→ **WORK TO COMPLETE**
Out of the lines below, please list those that hold the string "color".

→ **ROWS**

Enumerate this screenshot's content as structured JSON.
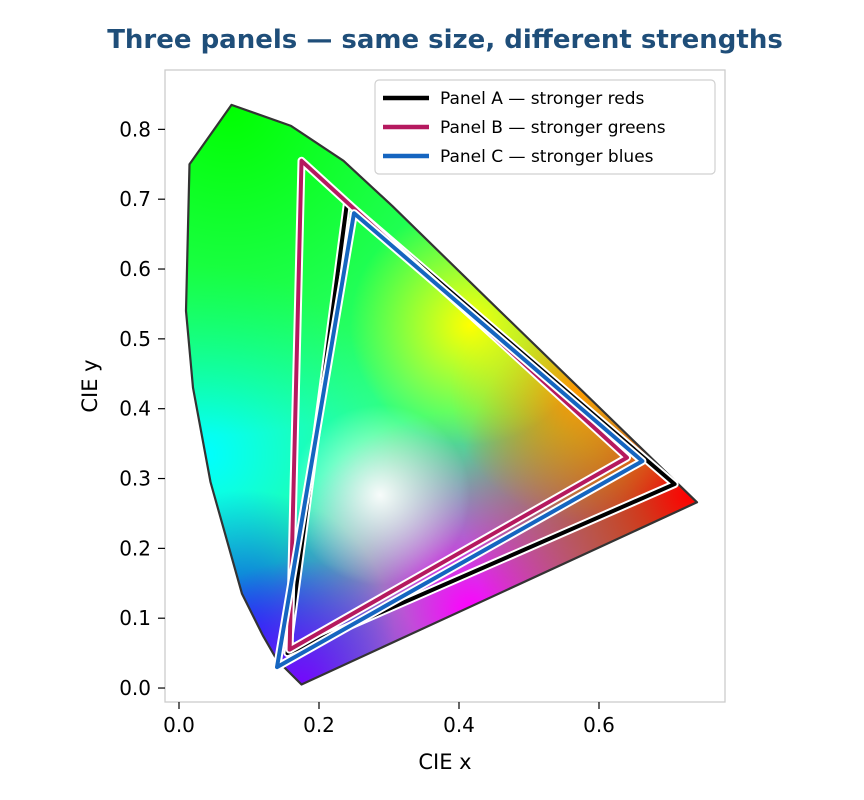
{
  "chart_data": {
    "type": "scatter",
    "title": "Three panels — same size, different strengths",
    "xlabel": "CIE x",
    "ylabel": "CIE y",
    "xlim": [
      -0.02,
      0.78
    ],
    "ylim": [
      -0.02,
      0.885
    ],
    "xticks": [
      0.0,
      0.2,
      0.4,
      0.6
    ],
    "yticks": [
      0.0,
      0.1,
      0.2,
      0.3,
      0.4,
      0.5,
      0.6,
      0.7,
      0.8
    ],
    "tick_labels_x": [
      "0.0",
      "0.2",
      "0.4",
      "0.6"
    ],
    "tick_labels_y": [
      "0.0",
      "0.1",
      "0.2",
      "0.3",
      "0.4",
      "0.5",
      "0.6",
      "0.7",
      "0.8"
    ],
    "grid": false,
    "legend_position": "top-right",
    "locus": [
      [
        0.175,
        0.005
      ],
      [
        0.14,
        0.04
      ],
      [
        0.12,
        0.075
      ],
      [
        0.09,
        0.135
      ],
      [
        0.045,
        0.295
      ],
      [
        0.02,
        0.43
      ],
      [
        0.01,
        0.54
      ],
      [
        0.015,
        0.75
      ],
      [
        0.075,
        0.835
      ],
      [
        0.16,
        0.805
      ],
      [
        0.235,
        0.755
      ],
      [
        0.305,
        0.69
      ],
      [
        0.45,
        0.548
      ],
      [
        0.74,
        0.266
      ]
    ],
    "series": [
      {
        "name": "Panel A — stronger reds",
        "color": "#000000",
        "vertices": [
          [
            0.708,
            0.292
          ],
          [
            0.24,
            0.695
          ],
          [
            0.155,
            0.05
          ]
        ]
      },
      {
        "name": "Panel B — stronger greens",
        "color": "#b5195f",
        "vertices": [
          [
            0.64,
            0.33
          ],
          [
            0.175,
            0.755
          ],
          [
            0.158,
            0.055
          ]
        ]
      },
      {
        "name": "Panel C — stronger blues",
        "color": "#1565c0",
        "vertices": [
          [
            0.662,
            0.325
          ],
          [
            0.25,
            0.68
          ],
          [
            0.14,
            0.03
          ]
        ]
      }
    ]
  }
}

→ **OUTPUT OF THE TASK**
        "color": "#000000",
        "color": "#b5195f",
        "color": "#1565c0",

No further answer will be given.